Listed records »
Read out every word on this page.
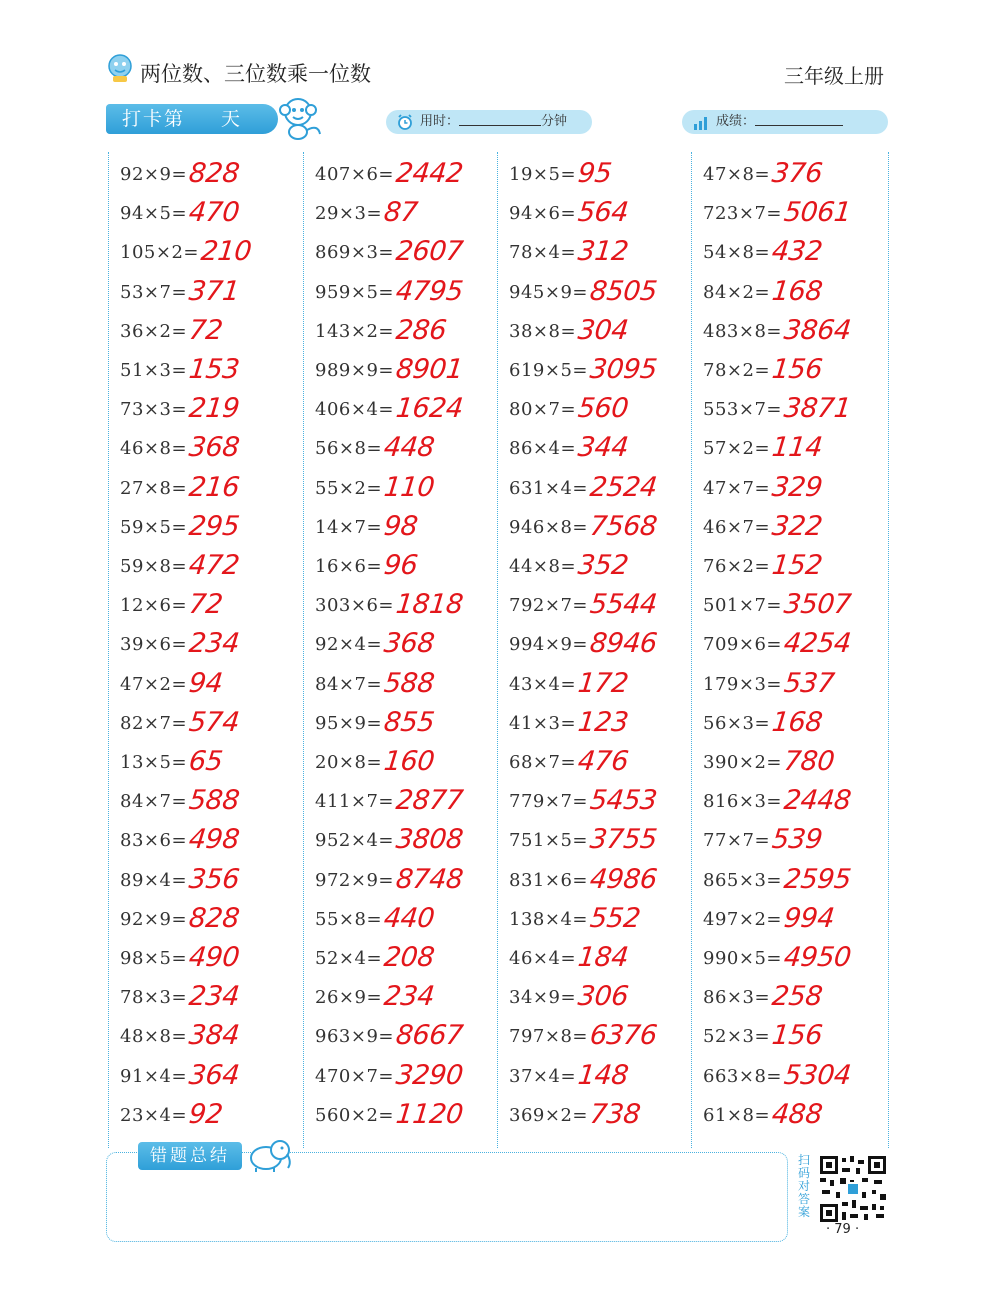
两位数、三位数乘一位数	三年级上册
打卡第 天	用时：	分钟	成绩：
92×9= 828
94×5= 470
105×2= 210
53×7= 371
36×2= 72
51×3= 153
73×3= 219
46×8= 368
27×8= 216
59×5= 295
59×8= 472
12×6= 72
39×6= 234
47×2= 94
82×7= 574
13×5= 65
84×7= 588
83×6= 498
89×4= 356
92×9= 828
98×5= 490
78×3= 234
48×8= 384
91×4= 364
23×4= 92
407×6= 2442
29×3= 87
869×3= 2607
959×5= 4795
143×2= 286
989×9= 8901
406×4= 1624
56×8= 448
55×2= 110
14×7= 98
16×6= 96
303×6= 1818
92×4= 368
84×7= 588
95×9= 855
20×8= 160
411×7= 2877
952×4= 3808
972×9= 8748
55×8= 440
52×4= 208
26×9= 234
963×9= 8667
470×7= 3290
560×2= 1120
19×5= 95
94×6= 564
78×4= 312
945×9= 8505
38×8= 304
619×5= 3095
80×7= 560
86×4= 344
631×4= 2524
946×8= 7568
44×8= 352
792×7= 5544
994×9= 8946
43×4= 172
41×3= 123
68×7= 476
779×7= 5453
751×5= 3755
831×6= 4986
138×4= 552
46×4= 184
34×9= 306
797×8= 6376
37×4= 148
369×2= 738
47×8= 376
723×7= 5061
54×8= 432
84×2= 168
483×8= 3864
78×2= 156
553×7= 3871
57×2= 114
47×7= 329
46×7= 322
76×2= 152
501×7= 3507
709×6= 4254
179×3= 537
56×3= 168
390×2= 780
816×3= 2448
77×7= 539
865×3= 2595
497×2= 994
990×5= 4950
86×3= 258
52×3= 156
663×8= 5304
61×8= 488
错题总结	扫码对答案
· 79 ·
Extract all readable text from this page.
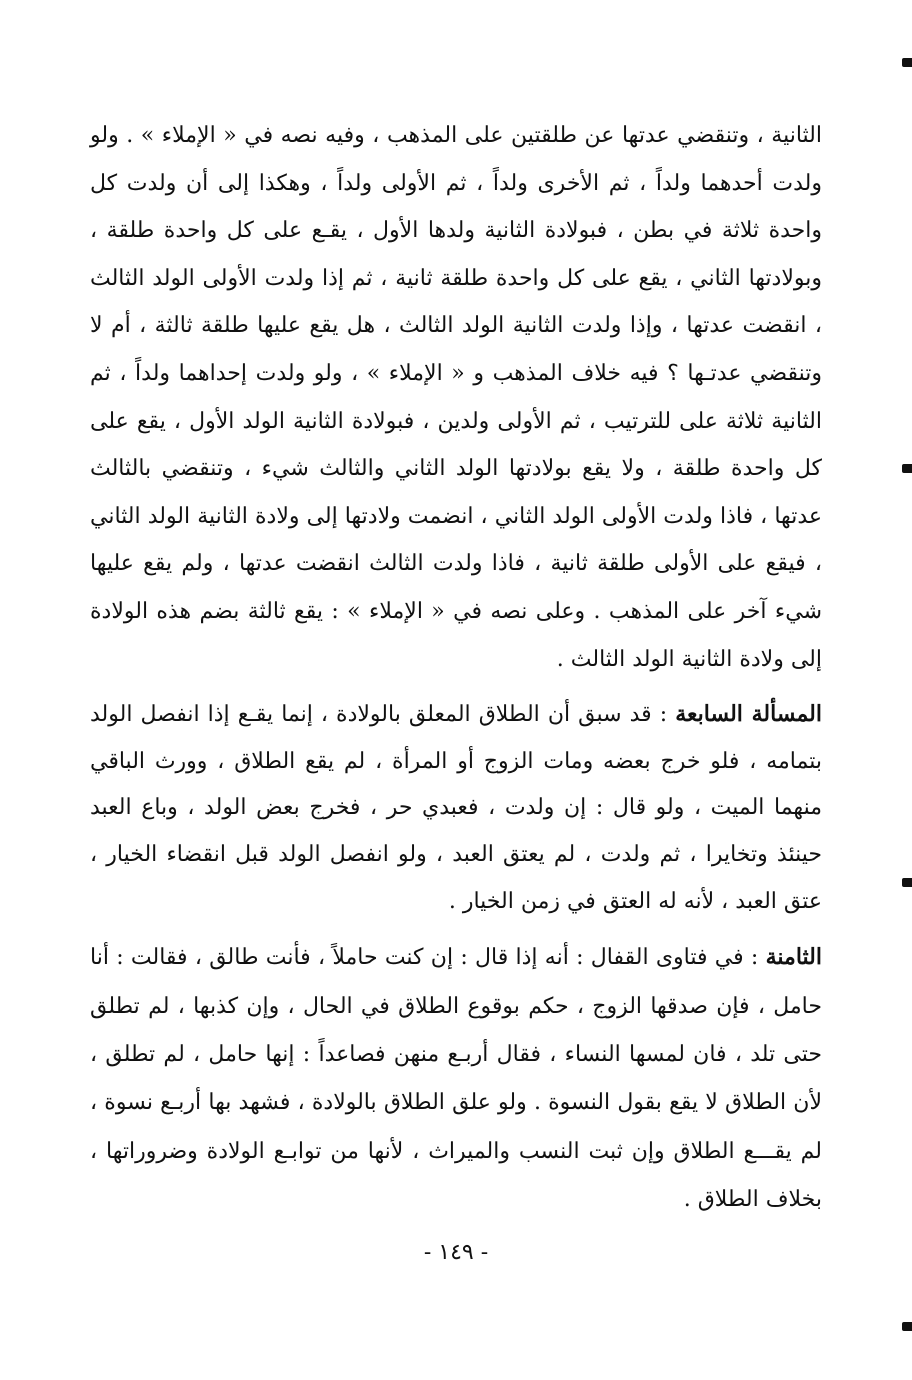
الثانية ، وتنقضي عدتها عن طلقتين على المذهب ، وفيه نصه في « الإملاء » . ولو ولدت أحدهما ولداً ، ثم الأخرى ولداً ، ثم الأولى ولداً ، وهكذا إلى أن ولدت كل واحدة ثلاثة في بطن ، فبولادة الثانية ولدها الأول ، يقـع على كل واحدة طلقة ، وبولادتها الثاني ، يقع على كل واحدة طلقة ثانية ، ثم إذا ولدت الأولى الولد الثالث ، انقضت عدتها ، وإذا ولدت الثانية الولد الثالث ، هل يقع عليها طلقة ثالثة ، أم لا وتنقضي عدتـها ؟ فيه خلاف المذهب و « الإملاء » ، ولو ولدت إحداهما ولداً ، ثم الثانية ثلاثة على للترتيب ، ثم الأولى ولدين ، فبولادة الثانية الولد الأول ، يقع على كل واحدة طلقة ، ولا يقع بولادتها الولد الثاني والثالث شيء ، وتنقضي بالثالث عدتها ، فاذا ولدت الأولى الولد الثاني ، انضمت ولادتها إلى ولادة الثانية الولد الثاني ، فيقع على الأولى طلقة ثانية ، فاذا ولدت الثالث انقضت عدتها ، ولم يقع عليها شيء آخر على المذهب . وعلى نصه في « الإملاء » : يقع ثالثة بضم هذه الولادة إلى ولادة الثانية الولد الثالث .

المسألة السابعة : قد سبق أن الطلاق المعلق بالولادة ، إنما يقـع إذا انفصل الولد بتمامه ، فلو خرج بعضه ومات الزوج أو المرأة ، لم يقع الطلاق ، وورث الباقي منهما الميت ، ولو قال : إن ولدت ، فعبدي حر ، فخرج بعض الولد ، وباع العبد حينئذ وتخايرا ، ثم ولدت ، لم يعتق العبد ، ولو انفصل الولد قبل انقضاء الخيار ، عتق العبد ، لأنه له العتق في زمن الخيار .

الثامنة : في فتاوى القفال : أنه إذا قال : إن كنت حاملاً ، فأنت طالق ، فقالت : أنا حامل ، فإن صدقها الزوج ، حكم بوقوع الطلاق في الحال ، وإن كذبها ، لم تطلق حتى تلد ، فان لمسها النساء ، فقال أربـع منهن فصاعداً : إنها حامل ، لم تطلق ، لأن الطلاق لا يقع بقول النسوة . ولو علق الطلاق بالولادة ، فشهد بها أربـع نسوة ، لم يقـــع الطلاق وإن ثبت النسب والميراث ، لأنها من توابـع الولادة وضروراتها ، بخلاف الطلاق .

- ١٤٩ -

Requirements »
Pictures are to be left out; repeat all the remaining data exactly.

Task solution »
Read out every word on this page.
两位数、三位数乘一位数	三年级上册
打卡第 天	用时：	分钟	成绩：
92×9= 828
94×5= 470
105×2= 210
53×7= 371
36×2= 72
51×3= 153
73×3= 219
46×8= 368
27×8= 216
59×5= 295
59×8= 472
12×6= 72
39×6= 234
47×2= 94
82×7= 574
13×5= 65
84×7= 588
83×6= 498
89×4= 356
92×9= 828
98×5= 490
78×3= 234
48×8= 384
91×4= 364
23×4= 92
407×6= 2442
29×3= 87
869×3= 2607
959×5= 4795
143×2= 286
989×9= 8901
406×4= 1624
56×8= 448
55×2= 110
14×7= 98
16×6= 96
303×6= 1818
92×4= 368
84×7= 588
95×9= 855
20×8= 160
411×7= 2877
952×4= 3808
972×9= 8748
55×8= 440
52×4= 208
26×9= 234
963×9= 8667
470×7= 3290
560×2= 1120
19×5= 95
94×6= 564
78×4= 312
945×9= 8505
38×8= 304
619×5= 3095
80×7= 560
86×4= 344
631×4= 2524
946×8= 7568
44×8= 352
792×7= 5544
994×9= 8946
43×4= 172
41×3= 123
68×7= 476
779×7= 5453
751×5= 3755
831×6= 4986
138×4= 552
46×4= 184
34×9= 306
797×8= 6376
37×4= 148
369×2= 738
47×8= 376
723×7= 5061
54×8= 432
84×2= 168
483×8= 3864
78×2= 156
553×7= 3871
57×2= 114
47×7= 329
46×7= 322
76×2= 152
501×7= 3507
709×6= 4254
179×3= 537
56×3= 168
390×2= 780
816×3= 2448
77×7= 539
865×3= 2595
497×2= 994
990×5= 4950
86×3= 258
52×3= 156
663×8= 5304
61×8= 488
错题总结	扫码对答案
· 79 ·
Extract all readable text from this page.
الثانية ، وتنقضي عدتها عن طلقتين على المذهب ، وفيه نصه في « الإملاء » . ولو ولدت أحدهما ولداً ، ثم الأخرى ولداً ، ثم الأولى ولداً ، وهكذا إلى أن ولدت كل واحدة ثلاثة في بطن ، فبولادة الثانية ولدها الأول ، يقـع على كل واحدة طلقة ، وبولادتها الثاني ، يقع على كل واحدة طلقة ثانية ، ثم إذا ولدت الأولى الولد الثالث ، انقضت عدتها ، وإذا ولدت الثانية الولد الثالث ، هل يقع عليها طلقة ثالثة ، أم لا وتنقضي عدتـها ؟ فيه خلاف المذهب و « الإملاء » ، ولو ولدت إحداهما ولداً ، ثم الثانية ثلاثة على للترتيب ، ثم الأولى ولدين ، فبولادة الثانية الولد الأول ، يقع على كل واحدة طلقة ، ولا يقع بولادتها الولد الثاني والثالث شيء ، وتنقضي بالثالث عدتها ، فاذا ولدت الأولى الولد الثاني ، انضمت ولادتها إلى ولادة الثانية الولد الثاني ، فيقع على الأولى طلقة ثانية ، فاذا ولدت الثالث انقضت عدتها ، ولم يقع عليها شيء آخر على المذهب . وعلى نصه في « الإملاء » : يقع ثالثة بضم هذه الولادة إلى ولادة الثانية الولد الثالث .

المسألة السابعة : قد سبق أن الطلاق المعلق بالولادة ، إنما يقـع إذا انفصل الولد بتمامه ، فلو خرج بعضه ومات الزوج أو المرأة ، لم يقع الطلاق ، وورث الباقي منهما الميت ، ولو قال : إن ولدت ، فعبدي حر ، فخرج بعض الولد ، وباع العبد حينئذ وتخايرا ، ثم ولدت ، لم يعتق العبد ، ولو انفصل الولد قبل انقضاء الخيار ، عتق العبد ، لأنه له العتق في زمن الخيار .

الثامنة : في فتاوى القفال : أنه إذا قال : إن كنت حاملاً ، فأنت طالق ، فقالت : أنا حامل ، فإن صدقها الزوج ، حكم بوقوع الطلاق في الحال ، وإن كذبها ، لم تطلق حتى تلد ، فان لمسها النساء ، فقال أربـع منهن فصاعداً : إنها حامل ، لم تطلق ، لأن الطلاق لا يقع بقول النسوة . ولو علق الطلاق بالولادة ، فشهد بها أربـع نسوة ، لم يقـــع الطلاق وإن ثبت النسب والميراث ، لأنها من توابـع الولادة وضروراتها ، بخلاف الطلاق .

- ١٤٩ -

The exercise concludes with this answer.